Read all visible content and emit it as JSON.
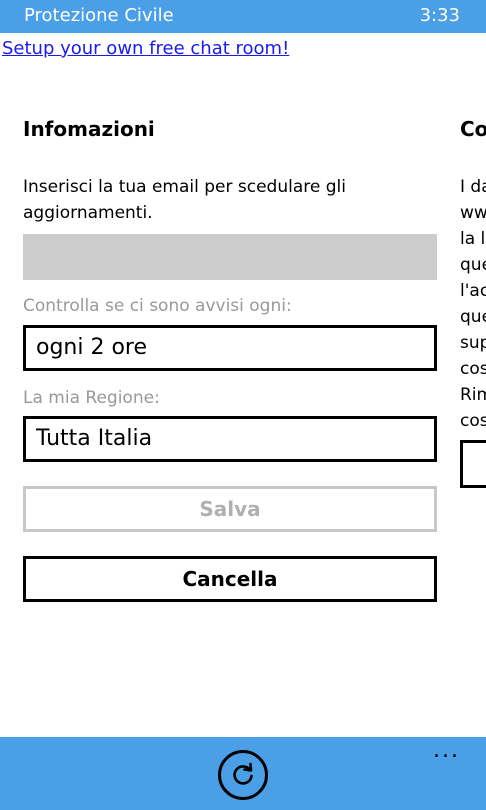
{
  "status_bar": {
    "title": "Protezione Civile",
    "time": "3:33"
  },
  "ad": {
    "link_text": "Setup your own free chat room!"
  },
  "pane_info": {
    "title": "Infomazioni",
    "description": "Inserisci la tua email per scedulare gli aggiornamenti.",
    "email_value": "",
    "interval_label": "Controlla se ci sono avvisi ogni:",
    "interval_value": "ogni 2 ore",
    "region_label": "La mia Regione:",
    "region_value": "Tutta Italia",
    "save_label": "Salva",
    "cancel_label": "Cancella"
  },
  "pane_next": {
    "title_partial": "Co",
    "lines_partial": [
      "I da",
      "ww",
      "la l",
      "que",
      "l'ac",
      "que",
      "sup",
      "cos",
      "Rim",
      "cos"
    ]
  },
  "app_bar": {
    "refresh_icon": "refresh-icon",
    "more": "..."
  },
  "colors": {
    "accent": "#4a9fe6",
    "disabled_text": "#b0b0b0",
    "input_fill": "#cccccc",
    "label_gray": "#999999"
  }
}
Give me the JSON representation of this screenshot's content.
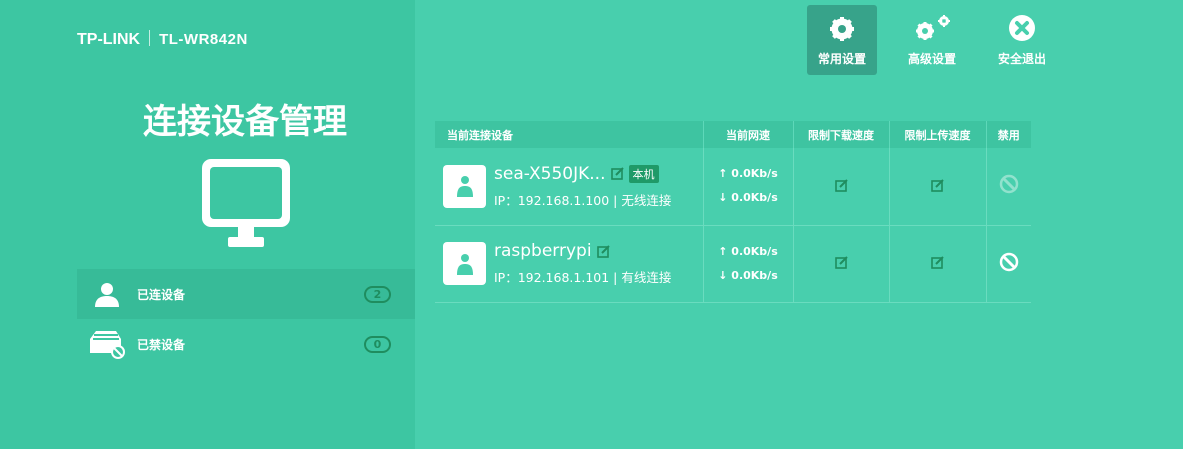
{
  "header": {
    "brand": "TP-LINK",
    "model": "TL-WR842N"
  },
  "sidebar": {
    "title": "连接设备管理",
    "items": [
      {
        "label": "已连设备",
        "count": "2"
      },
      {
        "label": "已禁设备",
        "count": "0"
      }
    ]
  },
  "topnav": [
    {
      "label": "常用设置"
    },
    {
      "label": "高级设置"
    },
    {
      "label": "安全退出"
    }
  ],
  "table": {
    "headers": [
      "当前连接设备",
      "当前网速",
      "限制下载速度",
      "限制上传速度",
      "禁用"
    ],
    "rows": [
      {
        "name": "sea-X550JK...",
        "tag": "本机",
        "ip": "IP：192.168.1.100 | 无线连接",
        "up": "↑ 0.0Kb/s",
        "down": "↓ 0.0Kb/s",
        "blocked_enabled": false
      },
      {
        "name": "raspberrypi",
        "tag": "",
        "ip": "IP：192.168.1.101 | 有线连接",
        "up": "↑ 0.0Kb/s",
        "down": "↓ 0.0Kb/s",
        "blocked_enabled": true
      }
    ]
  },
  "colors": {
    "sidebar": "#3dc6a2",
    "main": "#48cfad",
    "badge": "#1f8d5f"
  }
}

***

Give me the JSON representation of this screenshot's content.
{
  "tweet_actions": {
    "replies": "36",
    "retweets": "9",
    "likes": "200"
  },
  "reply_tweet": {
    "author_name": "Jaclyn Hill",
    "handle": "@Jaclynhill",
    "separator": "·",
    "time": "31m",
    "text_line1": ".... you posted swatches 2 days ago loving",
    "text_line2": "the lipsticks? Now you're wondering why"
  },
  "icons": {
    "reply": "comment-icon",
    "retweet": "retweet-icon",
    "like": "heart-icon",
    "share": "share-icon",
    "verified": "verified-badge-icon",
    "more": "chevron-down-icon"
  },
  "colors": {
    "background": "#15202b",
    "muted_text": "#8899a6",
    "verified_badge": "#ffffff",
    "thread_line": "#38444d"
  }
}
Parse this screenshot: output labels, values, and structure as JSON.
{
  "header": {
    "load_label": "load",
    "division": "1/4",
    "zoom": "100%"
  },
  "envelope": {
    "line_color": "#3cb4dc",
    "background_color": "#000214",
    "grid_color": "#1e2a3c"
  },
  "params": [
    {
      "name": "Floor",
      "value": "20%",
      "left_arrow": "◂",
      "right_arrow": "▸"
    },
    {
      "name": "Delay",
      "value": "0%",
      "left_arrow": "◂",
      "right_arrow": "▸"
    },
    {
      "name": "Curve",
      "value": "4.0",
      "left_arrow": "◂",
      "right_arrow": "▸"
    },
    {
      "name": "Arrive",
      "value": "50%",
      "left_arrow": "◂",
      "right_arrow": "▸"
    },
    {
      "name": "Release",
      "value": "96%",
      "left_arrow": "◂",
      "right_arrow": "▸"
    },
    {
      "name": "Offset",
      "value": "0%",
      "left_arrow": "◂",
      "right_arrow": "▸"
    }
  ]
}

***

### What is needed
Display every line of the listing that contains the string "JSON".

### Worked solution
Read all visible content and emit it as JSON.
Give me the JSON representation of this screenshot's content.
Give me the JSON representation of this screenshot's content.
Parse this screenshot: output labels, values, and structure as JSON.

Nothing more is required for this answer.